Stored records
———
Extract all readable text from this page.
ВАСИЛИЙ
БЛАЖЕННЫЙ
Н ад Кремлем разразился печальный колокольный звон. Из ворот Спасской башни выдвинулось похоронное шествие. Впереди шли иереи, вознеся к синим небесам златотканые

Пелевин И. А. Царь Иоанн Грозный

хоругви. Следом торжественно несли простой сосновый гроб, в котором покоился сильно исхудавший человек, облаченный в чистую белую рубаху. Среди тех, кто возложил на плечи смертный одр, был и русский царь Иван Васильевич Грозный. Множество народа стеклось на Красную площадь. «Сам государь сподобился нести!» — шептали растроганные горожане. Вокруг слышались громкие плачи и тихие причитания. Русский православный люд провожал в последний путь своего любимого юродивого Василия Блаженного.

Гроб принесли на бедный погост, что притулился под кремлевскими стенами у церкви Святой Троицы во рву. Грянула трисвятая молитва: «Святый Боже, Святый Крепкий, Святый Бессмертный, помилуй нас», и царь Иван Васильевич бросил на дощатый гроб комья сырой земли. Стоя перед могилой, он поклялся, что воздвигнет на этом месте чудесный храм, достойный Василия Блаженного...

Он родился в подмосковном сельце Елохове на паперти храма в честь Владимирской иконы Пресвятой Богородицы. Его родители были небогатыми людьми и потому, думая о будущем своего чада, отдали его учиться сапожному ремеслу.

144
———
Reproduce the material above without altering a single character.

Extract all readable text from this page.
ВАСИЛИЙ
БЛАЖЕННЫЙ
Н ад Кремлем разразился печальный колокольный звон. Из ворот Спасской башни выдвинулось похоронное шествие. Впереди шли иереи, вознеся к синим небесам златотканые

Пелевин И. А. Царь Иоанн Грозный

хоругви. Следом торжественно несли простой сосновый гроб, в котором покоился сильно исхудавший человек, облаченный в чистую белую рубаху. Среди тех, кто возложил на плечи смертный одр, был и русский царь Иван Васильевич Грозный. Множество народа стеклось на Красную площадь. «Сам государь сподобился нести!» — шептали растроганные горожане. Вокруг слышались громкие плачи и тихие причитания. Русский православный люд провожал в последний путь своего любимого юродивого Василия Блаженного.

Гроб принесли на бедный погост, что притулился под кремлевскими стенами у церкви Святой Троицы во рву. Грянула трисвятая молитва: «Святый Боже, Святый Крепкий, Святый Бессмертный, помилуй нас», и царь Иван Васильевич бросил на дощатый гроб комья сырой земли. Стоя перед могилой, он поклялся, что воздвигнет на этом месте чудесный храм, достойный Василия Блаженного...

Он родился в подмосковном сельце Елохове на паперти храма в честь Владимирской иконы Пресвятой Богородицы. Его родители были небогатыми людьми и потому, думая о будущем своего чада, отдали его учиться сапожному ремеслу.

144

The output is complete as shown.